What the task asks — Repeat the listing in full. Nothing may be added or left out.
--- Start Provided records ---
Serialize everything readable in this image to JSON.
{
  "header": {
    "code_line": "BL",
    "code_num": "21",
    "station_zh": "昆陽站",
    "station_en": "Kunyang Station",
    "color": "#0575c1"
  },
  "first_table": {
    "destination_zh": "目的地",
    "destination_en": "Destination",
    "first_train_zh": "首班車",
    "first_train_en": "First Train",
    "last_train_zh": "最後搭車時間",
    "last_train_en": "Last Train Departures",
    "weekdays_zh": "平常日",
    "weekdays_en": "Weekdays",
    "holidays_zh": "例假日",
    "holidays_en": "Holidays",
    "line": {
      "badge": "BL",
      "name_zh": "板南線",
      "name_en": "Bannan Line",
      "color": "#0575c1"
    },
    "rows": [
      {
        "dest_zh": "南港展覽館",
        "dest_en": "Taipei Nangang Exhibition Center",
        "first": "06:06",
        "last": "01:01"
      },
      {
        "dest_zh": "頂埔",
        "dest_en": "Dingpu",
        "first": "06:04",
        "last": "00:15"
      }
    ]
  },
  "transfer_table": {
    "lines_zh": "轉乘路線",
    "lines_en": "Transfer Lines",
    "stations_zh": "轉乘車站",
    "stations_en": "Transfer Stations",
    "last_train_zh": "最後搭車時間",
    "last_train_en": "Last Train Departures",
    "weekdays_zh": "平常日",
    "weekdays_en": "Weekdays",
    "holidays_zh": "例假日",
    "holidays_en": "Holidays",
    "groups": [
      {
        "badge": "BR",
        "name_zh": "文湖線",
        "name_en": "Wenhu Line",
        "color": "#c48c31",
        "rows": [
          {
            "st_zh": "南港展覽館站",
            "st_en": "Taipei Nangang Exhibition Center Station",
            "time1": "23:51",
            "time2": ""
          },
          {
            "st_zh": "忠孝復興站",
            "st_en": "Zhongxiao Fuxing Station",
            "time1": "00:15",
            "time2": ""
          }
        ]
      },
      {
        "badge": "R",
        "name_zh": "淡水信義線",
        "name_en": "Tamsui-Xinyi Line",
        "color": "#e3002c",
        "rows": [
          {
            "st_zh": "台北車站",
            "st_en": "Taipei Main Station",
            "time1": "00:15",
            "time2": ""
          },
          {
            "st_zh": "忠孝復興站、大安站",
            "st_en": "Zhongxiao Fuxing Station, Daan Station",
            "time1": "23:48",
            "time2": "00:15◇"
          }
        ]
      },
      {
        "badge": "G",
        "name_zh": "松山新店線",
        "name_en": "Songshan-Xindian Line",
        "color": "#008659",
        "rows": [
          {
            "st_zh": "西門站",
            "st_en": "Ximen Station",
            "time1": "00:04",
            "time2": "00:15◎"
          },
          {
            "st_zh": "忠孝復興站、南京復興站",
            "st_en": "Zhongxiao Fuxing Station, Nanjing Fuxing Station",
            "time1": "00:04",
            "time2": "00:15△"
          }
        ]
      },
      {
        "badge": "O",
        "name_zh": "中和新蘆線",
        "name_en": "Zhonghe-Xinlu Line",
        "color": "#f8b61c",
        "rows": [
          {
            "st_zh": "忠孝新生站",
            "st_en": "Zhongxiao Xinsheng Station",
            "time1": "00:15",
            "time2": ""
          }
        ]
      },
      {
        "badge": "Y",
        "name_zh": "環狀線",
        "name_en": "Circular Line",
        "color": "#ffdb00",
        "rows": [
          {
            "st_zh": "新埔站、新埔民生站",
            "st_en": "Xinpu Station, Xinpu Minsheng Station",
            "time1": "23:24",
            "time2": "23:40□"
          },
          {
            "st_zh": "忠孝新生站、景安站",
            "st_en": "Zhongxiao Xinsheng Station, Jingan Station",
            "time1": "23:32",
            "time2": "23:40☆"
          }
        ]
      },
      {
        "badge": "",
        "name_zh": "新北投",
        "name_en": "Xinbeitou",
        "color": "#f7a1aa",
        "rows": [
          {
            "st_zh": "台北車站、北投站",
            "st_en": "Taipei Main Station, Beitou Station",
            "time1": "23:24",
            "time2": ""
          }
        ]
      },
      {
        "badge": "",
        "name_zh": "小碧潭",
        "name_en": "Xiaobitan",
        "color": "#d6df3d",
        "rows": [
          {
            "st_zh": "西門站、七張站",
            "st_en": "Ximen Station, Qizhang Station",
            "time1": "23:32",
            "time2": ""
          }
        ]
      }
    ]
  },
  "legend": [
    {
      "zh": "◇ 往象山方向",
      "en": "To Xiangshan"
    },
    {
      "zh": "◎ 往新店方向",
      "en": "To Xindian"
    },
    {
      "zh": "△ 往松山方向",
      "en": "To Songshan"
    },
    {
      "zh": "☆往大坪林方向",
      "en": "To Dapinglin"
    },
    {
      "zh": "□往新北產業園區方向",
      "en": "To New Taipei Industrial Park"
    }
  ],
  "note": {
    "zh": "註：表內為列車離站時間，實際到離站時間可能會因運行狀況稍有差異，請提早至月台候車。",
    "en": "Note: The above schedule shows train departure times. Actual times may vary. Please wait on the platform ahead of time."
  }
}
--- End Provided records ---
Answer to this task —
Serialize everything readable in this image to JSON.
{
  "header": {
    "code_line": "BL",
    "code_num": "21",
    "station_zh": "昆陽站",
    "station_en": "Kunyang Station",
    "color": "#0575c1"
  },
  "first_table": {
    "destination_zh": "目的地",
    "destination_en": "Destination",
    "first_train_zh": "首班車",
    "first_train_en": "First Train",
    "last_train_zh": "最後搭車時間",
    "last_train_en": "Last Train Departures",
    "weekdays_zh": "平常日",
    "weekdays_en": "Weekdays",
    "holidays_zh": "例假日",
    "holidays_en": "Holidays",
    "line": {
      "badge": "BL",
      "name_zh": "板南線",
      "name_en": "Bannan Line",
      "color": "#0575c1"
    },
    "rows": [
      {
        "dest_zh": "南港展覽館",
        "dest_en": "Taipei Nangang Exhibition Center",
        "first": "06:06",
        "last": "01:01"
      },
      {
        "dest_zh": "頂埔",
        "dest_en": "Dingpu",
        "first": "06:04",
        "last": "00:15"
      }
    ]
  },
  "transfer_table": {
    "lines_zh": "轉乘路線",
    "lines_en": "Transfer Lines",
    "stations_zh": "轉乘車站",
    "stations_en": "Transfer Stations",
    "last_train_zh": "最後搭車時間",
    "last_train_en": "Last Train Departures",
    "weekdays_zh": "平常日",
    "weekdays_en": "Weekdays",
    "holidays_zh": "例假日",
    "holidays_en": "Holidays",
    "groups": [
      {
        "badge": "BR",
        "name_zh": "文湖線",
        "name_en": "Wenhu Line",
        "color": "#c48c31",
        "rows": [
          {
            "st_zh": "南港展覽館站",
            "st_en": "Taipei Nangang Exhibition Center Station",
            "time1": "23:51",
            "time2": ""
          },
          {
            "st_zh": "忠孝復興站",
            "st_en": "Zhongxiao Fuxing Station",
            "time1": "00:15",
            "time2": ""
          }
        ]
      },
      {
        "badge": "R",
        "name_zh": "淡水信義線",
        "name_en": "Tamsui-Xinyi Line",
        "color": "#e3002c",
        "rows": [
          {
            "st_zh": "台北車站",
            "st_en": "Taipei Main Station",
            "time1": "00:15",
            "time2": ""
          },
          {
            "st_zh": "忠孝復興站、大安站",
            "st_en": "Zhongxiao Fuxing Station, Daan Station",
            "time1": "23:48",
            "time2": "00:15◇"
          }
        ]
      },
      {
        "badge": "G",
        "name_zh": "松山新店線",
        "name_en": "Songshan-Xindian Line",
        "color": "#008659",
        "rows": [
          {
            "st_zh": "西門站",
            "st_en": "Ximen Station",
            "time1": "00:04",
            "time2": "00:15◎"
          },
          {
            "st_zh": "忠孝復興站、南京復興站",
            "st_en": "Zhongxiao Fuxing Station, Nanjing Fuxing Station",
            "time1": "00:04",
            "time2": "00:15△"
          }
        ]
      },
      {
        "badge": "O",
        "name_zh": "中和新蘆線",
        "name_en": "Zhonghe-Xinlu Line",
        "color": "#f8b61c",
        "rows": [
          {
            "st_zh": "忠孝新生站",
            "st_en": "Zhongxiao Xinsheng Station",
            "time1": "00:15",
            "time2": ""
          }
        ]
      },
      {
        "badge": "Y",
        "name_zh": "環狀線",
        "name_en": "Circular Line",
        "color": "#ffdb00",
        "rows": [
          {
            "st_zh": "新埔站、新埔民生站",
            "st_en": "Xinpu Station, Xinpu Minsheng Station",
            "time1": "23:24",
            "time2": "23:40□"
          },
          {
            "st_zh": "忠孝新生站、景安站",
            "st_en": "Zhongxiao Xinsheng Station, Jingan Station",
            "time1": "23:32",
            "time2": "23:40☆"
          }
        ]
      },
      {
        "badge": "",
        "name_zh": "新北投",
        "name_en": "Xinbeitou",
        "color": "#f7a1aa",
        "rows": [
          {
            "st_zh": "台北車站、北投站",
            "st_en": "Taipei Main Station, Beitou Station",
            "time1": "23:24",
            "time2": ""
          }
        ]
      },
      {
        "badge": "",
        "name_zh": "小碧潭",
        "name_en": "Xiaobitan",
        "color": "#d6df3d",
        "rows": [
          {
            "st_zh": "西門站、七張站",
            "st_en": "Ximen Station, Qizhang Station",
            "time1": "23:32",
            "time2": ""
          }
        ]
      }
    ]
  },
  "legend": [
    {
      "zh": "◇ 往象山方向",
      "en": "To Xiangshan"
    },
    {
      "zh": "◎ 往新店方向",
      "en": "To Xindian"
    },
    {
      "zh": "△ 往松山方向",
      "en": "To Songshan"
    },
    {
      "zh": "☆往大坪林方向",
      "en": "To Dapinglin"
    },
    {
      "zh": "□往新北產業園區方向",
      "en": "To New Taipei Industrial Park"
    }
  ],
  "note": {
    "zh": "註：表內為列車離站時間，實際到離站時間可能會因運行狀況稍有差異，請提早至月台候車。",
    "en": "Note: The above schedule shows train departure times. Actual times may vary. Please wait on the platform ahead of time."
  }
}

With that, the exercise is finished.